Gather all lines from the material that contain "STENE".

-------

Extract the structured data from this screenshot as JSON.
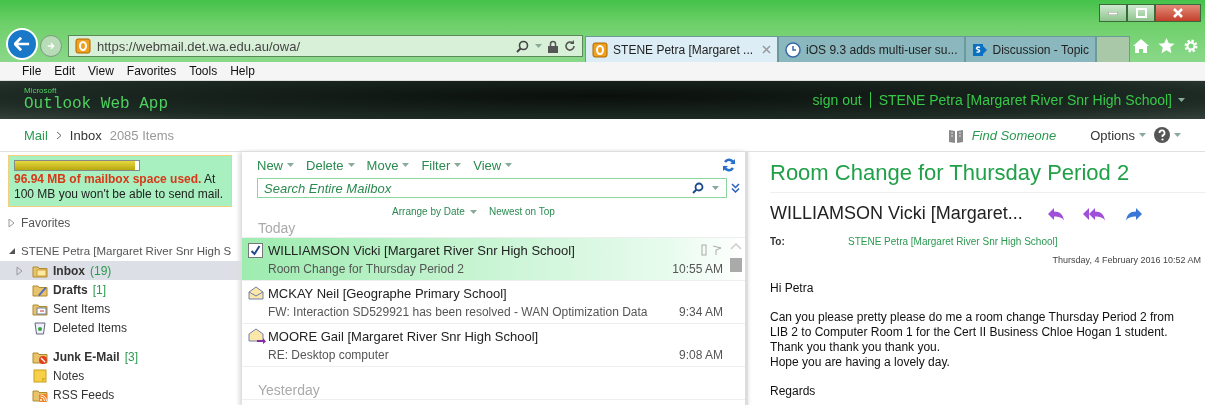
{
  "browser": {
    "address_host": "https://webmail.det.wa.edu.au/owa/",
    "tabs": [
      {
        "label": "STENE Petra [Margaret ...",
        "selected": true,
        "kind": "outlook"
      },
      {
        "label": "iOS 9.3 adds multi-user su...",
        "selected": false,
        "kind": "clock"
      },
      {
        "label": "Discussion - Topic",
        "selected": false,
        "kind": "sharepoint"
      }
    ],
    "menu": [
      "File",
      "Edit",
      "View",
      "Favorites",
      "Tools",
      "Help"
    ]
  },
  "app": {
    "brand_small": "Microsoft",
    "brand": "Outlook Web App",
    "sign_out": "sign out",
    "user": "STENE Petra [Margaret River Snr High School]"
  },
  "breadcrumb": {
    "root": "Mail",
    "folder": "Inbox",
    "count": "2085 Items"
  },
  "top_links": {
    "find": "Find Someone",
    "options": "Options"
  },
  "quota": {
    "level": 0.97,
    "warning": "**96.94 MB of mailbox space used.** At 100 MB you won't be able to send mail."
  },
  "sidebar": {
    "favorites": {
      "label": "Favorites",
      "expanded": false
    },
    "mailbox": {
      "label": "STENE Petra [Margaret River Snr High S",
      "expanded": true,
      "folders": [
        {
          "name": "Inbox",
          "count": "(19)",
          "kind": "inbox",
          "bold": true,
          "selected": true,
          "gap_before": false,
          "has_children": true
        },
        {
          "name": "Drafts",
          "count": "[1]",
          "kind": "drafts",
          "bold": true,
          "selected": false,
          "gap_before": false,
          "has_children": false
        },
        {
          "name": "Sent Items",
          "kind": "sent",
          "bold": false,
          "selected": false,
          "gap_before": false,
          "has_children": false
        },
        {
          "name": "Deleted Items",
          "kind": "deleted",
          "bold": false,
          "selected": false,
          "gap_before": false,
          "has_children": false
        },
        {
          "name": "Junk E-Mail",
          "count": "[3]",
          "kind": "junk",
          "bold": true,
          "selected": false,
          "gap_before": true,
          "has_children": false
        },
        {
          "name": "Notes",
          "kind": "notes",
          "bold": false,
          "selected": false,
          "gap_before": false,
          "has_children": false
        },
        {
          "name": "RSS Feeds",
          "kind": "rss",
          "bold": false,
          "selected": false,
          "gap_before": false,
          "has_children": false
        }
      ]
    }
  },
  "toolbar": [
    "New",
    "Delete",
    "Move",
    "Filter",
    "View"
  ],
  "search": {
    "placeholder": "Search Entire Mailbox"
  },
  "arrange": {
    "by": "Arrange by Date",
    "order": "Newest on Top"
  },
  "groups": [
    {
      "label": "Today",
      "messages": [
        {
          "sender": "WILLIAMSON Vicki [Margaret River Snr High School]",
          "subject": "Room Change for Thursday Period 2",
          "time": "10:55 AM",
          "selected": true,
          "kind": "check"
        },
        {
          "sender": "MCKAY Neil [Geographe Primary School]",
          "subject": "FW: Interaction SD529921 has been resolved - WAN Optimization Data",
          "time": "9:34 AM",
          "selected": false,
          "kind": "read"
        },
        {
          "sender": "MOORE Gail [Margaret River Snr High School]",
          "subject": "RE: Desktop computer",
          "time": "9:08 AM",
          "selected": false,
          "kind": "reply"
        }
      ]
    },
    {
      "label": "Yesterday"
    }
  ],
  "reading": {
    "subject": "Room Change for Thursday Period 2",
    "from": "WILLIAMSON Vicki [Margaret...",
    "to_label": "To:",
    "to": "STENE Petra [Margaret River Snr High School]",
    "date": "Thursday, 4 February 2016 10:52 AM",
    "paragraphs": [
      [
        "Hi Petra"
      ],
      [
        "Can you please pretty please do me a room change Thursday Period 2 from LIB 2 to Computer Room 1 for the Cert II Business Chloe Hogan 1 student.",
        "Thank you thank you thank you.",
        "Hope you are having a lovely day."
      ],
      [
        "Regards"
      ]
    ]
  }
}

-------

> [REPLY TO THE TASK]
        "label": "STENE Petra [Margaret ...",
    "user": "STENE Petra [Margaret River Snr High School]"
      "label": "STENE Petra [Margaret River Snr High S",
    "to": "STENE Petra [Margaret River Snr High School]",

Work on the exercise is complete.